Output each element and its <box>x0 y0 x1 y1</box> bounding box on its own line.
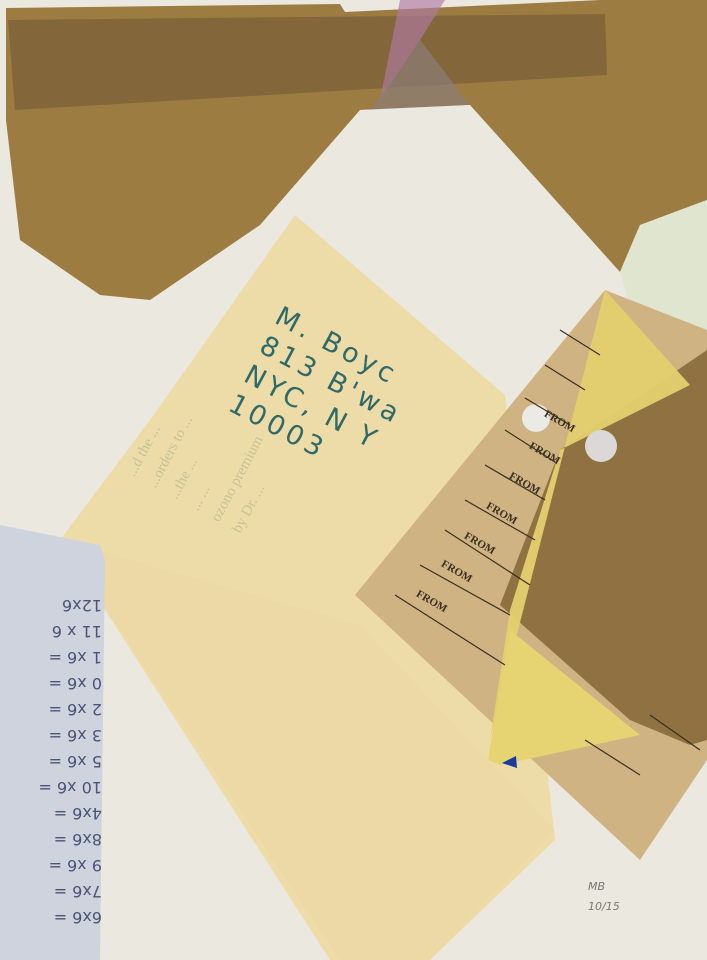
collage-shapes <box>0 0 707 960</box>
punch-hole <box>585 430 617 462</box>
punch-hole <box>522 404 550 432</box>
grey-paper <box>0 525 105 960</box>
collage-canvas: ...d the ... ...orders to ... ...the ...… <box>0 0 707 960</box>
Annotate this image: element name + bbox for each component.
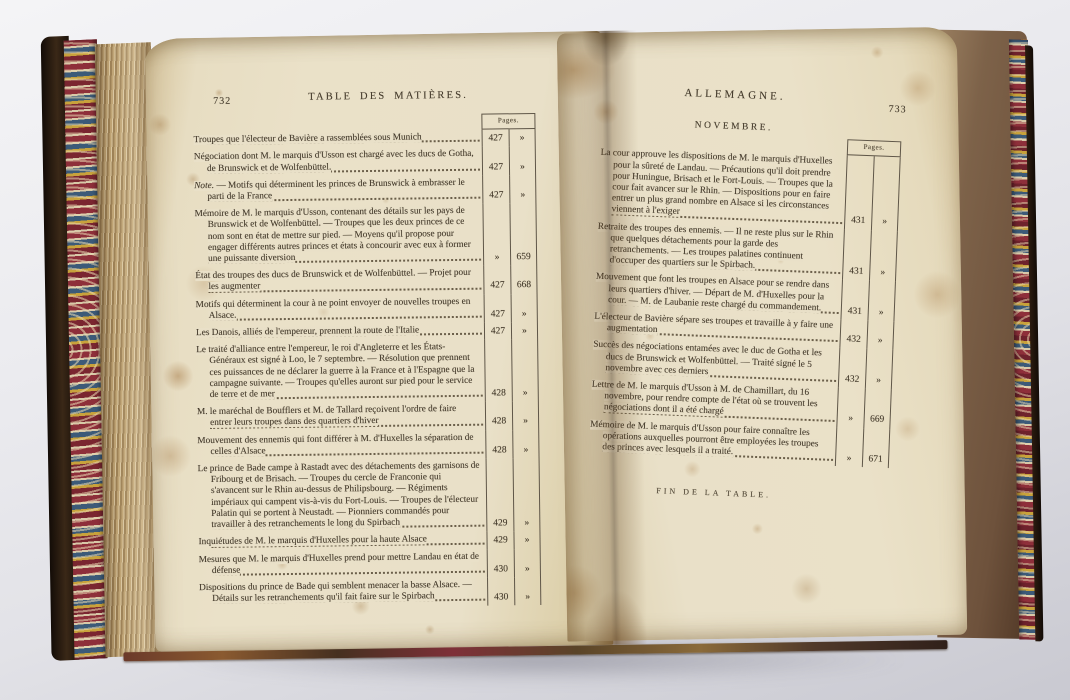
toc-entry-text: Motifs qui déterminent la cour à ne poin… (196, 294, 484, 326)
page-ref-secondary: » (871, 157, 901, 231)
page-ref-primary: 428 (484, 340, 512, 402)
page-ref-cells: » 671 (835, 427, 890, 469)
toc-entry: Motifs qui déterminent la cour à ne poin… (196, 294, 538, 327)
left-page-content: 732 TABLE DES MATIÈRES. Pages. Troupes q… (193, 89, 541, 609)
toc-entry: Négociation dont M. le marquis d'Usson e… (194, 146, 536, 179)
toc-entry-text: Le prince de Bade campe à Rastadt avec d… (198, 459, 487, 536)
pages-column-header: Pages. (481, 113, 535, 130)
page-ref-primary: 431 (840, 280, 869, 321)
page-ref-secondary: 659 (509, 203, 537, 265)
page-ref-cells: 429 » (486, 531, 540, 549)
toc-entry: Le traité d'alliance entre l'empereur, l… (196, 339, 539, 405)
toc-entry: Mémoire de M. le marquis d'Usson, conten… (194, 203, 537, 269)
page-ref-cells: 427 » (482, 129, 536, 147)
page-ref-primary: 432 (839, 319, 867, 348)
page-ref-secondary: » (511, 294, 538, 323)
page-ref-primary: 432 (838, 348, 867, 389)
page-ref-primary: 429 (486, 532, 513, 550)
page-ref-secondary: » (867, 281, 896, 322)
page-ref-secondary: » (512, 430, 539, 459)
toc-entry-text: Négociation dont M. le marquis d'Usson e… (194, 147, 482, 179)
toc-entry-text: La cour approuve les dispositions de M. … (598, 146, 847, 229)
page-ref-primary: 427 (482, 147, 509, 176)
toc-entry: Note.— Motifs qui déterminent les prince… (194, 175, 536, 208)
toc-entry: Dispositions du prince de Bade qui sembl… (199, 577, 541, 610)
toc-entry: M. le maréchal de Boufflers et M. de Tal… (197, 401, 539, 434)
══════════
● **Requirement**
Copy all of the lines above, changing "page-ref-primary" to "page-ref-main" everywhere it appears and keeping everything else the same. Leave out the pictures.

● **Task response**
Output each element and its <box>x0 y0 x1 y1</box> bounding box on its own line.
collage-shapes <box>0 0 707 960</box>
punch-hole <box>585 430 617 462</box>
punch-hole <box>522 404 550 432</box>
grey-paper <box>0 525 105 960</box>
collage-canvas: ...d the ... ...orders to ... ...the ...… <box>0 0 707 960</box>
Annotate this image: element name + bbox for each component.
toc-entry-text: Motifs qui déterminent la cour à ne poin… (196, 294, 484, 326)
page-ref-secondary: » (871, 157, 901, 231)
page-ref-main: 428 (484, 340, 512, 402)
page-ref-cells: » 671 (835, 427, 890, 469)
toc-entry: Motifs qui déterminent la cour à ne poin… (196, 294, 538, 327)
left-page-content: 732 TABLE DES MATIÈRES. Pages. Troupes q… (193, 89, 541, 609)
toc-entry: Négociation dont M. le marquis d'Usson e… (194, 146, 536, 179)
toc-entry-text: Le prince de Bade campe à Rastadt avec d… (198, 459, 487, 536)
pages-column-header: Pages. (481, 113, 535, 130)
page-ref-main: 431 (840, 280, 869, 321)
page-ref-secondary: 659 (509, 203, 537, 265)
page-ref-cells: 429 » (486, 531, 540, 549)
toc-entry: Le traité d'alliance entre l'empereur, l… (196, 339, 539, 405)
toc-entry: Mémoire de M. le marquis d'Usson, conten… (194, 203, 537, 269)
page-ref-cells: 427 » (482, 129, 536, 147)
page-ref-main: 432 (839, 319, 867, 348)
page-ref-secondary: » (511, 294, 538, 323)
page-ref-main: 432 (838, 348, 867, 389)
page-ref-main: 429 (486, 532, 513, 550)
page-ref-secondary: » (867, 281, 896, 322)
page-ref-secondary: » (512, 430, 539, 459)
toc-entry-text: Négociation dont M. le marquis d'Usson e… (194, 147, 482, 179)
toc-entry-text: La cour approuve les dispositions de M. … (598, 146, 847, 229)
page-ref-main: 427 (482, 147, 509, 176)
toc-entry: Note.— Motifs qui déterminent les prince… (194, 175, 536, 208)
toc-entry: Dispositions du prince de Bade qui sembl… (199, 577, 541, 610)
toc-entry: M. le maréchal de Boufflers et M. de Tal… (197, 401, 539, 434)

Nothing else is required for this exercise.